**Goal:**
Scan the data. Collect each line that contains the word "correlated".

[Input data start]

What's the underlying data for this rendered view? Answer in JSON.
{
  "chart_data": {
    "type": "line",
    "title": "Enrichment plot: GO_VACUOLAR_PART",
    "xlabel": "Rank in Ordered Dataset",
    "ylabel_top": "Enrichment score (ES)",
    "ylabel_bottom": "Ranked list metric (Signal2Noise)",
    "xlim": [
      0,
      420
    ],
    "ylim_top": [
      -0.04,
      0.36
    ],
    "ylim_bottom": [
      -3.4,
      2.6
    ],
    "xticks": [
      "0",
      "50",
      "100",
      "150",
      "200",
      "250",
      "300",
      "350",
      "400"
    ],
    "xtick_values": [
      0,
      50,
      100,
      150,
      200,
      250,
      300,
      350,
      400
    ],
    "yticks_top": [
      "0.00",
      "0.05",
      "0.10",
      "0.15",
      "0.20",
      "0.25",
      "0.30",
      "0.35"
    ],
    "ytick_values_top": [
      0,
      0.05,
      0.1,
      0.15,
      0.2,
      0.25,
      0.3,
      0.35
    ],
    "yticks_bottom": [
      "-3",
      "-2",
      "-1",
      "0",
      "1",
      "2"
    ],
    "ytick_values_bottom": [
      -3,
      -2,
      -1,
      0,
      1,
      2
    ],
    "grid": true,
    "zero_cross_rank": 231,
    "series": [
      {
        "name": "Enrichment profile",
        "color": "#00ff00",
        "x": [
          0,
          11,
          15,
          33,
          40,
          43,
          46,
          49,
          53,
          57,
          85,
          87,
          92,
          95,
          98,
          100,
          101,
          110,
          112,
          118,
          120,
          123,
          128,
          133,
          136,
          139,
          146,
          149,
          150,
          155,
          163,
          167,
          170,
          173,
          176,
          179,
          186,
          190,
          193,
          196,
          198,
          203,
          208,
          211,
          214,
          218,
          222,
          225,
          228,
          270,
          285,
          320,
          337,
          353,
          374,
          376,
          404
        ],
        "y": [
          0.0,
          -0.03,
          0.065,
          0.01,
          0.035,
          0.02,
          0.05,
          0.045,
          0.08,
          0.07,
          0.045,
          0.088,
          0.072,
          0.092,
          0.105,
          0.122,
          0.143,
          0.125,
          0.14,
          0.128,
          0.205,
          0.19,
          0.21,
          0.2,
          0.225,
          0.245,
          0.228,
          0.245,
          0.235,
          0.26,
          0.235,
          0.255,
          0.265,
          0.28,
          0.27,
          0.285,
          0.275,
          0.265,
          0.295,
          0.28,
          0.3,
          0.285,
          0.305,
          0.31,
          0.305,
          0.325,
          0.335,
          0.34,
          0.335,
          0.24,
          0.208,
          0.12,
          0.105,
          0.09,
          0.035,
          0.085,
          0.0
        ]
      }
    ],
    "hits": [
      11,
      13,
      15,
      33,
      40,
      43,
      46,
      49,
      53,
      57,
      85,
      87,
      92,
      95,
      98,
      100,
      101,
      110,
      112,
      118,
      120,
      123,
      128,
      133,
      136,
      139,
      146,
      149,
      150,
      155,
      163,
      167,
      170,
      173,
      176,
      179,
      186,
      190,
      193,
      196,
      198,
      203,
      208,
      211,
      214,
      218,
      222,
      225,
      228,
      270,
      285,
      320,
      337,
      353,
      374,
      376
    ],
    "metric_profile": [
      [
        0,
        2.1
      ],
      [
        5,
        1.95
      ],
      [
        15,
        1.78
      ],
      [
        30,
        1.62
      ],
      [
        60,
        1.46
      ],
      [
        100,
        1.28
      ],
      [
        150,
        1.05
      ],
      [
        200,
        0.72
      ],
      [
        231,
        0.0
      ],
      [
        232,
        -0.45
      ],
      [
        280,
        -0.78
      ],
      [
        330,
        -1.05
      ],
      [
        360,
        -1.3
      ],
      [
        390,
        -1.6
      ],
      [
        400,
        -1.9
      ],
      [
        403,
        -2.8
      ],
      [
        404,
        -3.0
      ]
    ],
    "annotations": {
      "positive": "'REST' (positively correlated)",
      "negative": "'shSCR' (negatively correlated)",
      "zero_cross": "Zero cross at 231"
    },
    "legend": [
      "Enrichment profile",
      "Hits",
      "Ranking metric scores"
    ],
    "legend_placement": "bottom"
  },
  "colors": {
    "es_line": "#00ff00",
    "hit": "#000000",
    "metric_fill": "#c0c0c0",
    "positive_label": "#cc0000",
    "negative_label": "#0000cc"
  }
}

[Input data end]

**Response to this task:**
      "positive": "'REST' (positively correlated)",
      "negative": "'shSCR' (negatively correlated)",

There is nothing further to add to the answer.